[Данный отрывок]
Вот почему и как исследователей (в нашем случае Бахтина, Роменца) с самого начала интересует поступок. При этом Роменец мыслит поступок в качестве развертывающегося процесса, проходящего, как отмечалось, 4 этапа: ситуация, мотивация, действие и последействие [9, С. 16; 10, с. 33-34; 12, С. 35; 13, с. 570].

Ситуация указывает на зависимость поступка от обстоятельств жизни и необходимость их осваивающего распредмечивания. То есть, осмотрительно-внимательного вникания, проникновения их потаенностью (каковой является и сам поступающий человек).

Мотивация означает человеческую активность по разбирательству в движущих причинах, выводящих потаенно сущее в непотаенность. Можно и так сказать: перед нами духовно-практическое трансцендирование наличной ситуации превращением ее посредством целеполагания в освоенную действительность. Здесь, опять же, важно не сводить дело к деятельности, сугубо производящего достоинства.

Действие же (собственно поступок) есть непосредственная человеко-бытийная реализация, связывающая и запускающая необходимые материально-целевые причины, которые изводят потаенное в непотаенность. Так непосредственный поступок преображает самого человека и его окружение, так жизнь обогащается новизной.

Наконец, последействие выражает «рефлексию» над свершенным и над зачином следующего поступка, перманентно вытекающего из предыдущего.

Надо отметить, что Владимир Андреевич не без удовольствия отмечает, что и Бахтин близок к нему в таком, процессуальном подходе к поступку [7, с. 11]. Важно еще подчеркнуть, что будет очень неправомерно истолковывать протекание поступка, и означенных стадий его развертывания (а тут очевидны и подстадии) в процедурно-технологическом ключе. Видимо, в каждом типе и форме практической деятельности этапы, стадии, структурные элементы процесса поступка наполняются своими конкретно-историческим содержанием и смыслами.

[Исходные материалы]
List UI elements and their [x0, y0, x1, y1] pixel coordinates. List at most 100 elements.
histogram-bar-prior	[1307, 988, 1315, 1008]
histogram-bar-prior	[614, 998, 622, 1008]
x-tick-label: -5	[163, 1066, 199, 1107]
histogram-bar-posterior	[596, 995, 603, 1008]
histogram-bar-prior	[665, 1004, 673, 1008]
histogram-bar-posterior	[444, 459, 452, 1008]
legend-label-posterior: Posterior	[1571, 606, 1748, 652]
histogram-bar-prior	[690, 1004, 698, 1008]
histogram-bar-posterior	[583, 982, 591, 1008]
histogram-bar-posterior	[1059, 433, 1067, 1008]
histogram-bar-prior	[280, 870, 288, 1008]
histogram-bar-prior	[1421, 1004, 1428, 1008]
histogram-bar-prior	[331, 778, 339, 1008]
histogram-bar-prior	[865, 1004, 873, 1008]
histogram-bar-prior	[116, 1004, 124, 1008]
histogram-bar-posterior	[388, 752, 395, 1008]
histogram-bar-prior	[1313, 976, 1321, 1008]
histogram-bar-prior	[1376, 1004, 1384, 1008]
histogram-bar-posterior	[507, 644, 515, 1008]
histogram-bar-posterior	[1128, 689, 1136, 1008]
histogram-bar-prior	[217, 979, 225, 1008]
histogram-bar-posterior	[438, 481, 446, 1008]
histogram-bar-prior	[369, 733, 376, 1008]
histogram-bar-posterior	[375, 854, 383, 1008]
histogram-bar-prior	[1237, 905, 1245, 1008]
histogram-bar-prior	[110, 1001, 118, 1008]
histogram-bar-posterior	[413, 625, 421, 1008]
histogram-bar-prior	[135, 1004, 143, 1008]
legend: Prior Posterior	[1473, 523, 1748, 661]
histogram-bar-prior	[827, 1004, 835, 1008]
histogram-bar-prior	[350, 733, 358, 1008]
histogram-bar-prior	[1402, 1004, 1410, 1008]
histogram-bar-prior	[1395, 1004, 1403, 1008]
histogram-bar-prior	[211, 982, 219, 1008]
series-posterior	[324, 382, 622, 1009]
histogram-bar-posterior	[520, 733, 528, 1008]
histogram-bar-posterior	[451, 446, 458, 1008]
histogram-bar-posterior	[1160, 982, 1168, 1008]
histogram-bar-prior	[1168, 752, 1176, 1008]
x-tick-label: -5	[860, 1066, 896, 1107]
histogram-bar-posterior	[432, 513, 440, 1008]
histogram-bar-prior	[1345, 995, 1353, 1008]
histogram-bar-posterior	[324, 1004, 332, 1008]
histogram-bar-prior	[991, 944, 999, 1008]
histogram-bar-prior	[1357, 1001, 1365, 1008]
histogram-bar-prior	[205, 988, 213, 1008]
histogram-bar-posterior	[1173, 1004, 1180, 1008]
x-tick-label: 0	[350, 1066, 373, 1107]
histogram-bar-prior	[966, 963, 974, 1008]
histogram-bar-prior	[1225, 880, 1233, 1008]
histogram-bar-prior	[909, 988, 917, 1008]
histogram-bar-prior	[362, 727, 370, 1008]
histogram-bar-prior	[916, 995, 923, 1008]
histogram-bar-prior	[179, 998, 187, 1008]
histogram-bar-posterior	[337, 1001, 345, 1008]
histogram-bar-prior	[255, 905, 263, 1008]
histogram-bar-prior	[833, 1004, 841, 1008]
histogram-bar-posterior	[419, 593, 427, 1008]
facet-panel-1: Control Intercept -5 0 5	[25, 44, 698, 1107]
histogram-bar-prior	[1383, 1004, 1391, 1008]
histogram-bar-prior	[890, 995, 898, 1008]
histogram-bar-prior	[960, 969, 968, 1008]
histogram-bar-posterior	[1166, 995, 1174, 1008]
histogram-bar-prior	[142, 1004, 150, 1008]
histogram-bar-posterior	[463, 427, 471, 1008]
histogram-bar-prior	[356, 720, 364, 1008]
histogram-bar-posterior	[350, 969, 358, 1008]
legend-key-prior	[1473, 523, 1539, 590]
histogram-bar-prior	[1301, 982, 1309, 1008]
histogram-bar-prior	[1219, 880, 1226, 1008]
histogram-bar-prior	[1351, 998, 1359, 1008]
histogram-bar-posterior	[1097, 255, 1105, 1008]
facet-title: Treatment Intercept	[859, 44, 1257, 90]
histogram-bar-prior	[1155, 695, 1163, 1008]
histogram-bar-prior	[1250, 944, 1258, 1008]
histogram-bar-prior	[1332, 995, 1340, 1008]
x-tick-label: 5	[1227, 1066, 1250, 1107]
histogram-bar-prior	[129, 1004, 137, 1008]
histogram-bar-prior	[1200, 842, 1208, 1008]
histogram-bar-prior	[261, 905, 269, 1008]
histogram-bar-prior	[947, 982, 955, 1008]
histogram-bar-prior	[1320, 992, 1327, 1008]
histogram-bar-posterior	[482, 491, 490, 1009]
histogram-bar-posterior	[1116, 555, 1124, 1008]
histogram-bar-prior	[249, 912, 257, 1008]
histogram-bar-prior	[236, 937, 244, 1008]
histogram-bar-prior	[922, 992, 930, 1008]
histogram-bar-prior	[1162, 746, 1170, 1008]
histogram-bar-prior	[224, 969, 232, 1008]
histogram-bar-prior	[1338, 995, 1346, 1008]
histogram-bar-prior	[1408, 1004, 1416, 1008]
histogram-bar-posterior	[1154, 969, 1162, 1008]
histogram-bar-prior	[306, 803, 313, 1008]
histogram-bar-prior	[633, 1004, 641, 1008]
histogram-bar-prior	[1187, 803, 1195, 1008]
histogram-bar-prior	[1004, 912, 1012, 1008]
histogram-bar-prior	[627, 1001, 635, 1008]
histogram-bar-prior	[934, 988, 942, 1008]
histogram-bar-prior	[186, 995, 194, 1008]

[Условие задания]
Ответьте по отрывку о поступке:
1. Какие четыре этапа проходит поступок, по Роменцу?
2. Что выражает последействие?
3. Кто, по словам автора, близок к Владимиру Андреевичу в процессуальном подходе к поступку?
Отвечайте, опираясь только на отрывок.

[Письменный ответ]
1. Ситуация, мотивация, действие и последействие.
2. «Рефлексию» над свершенным и над зачином следующего поступка, перманентно вытекающего из предыдущего.
3. Бахтин.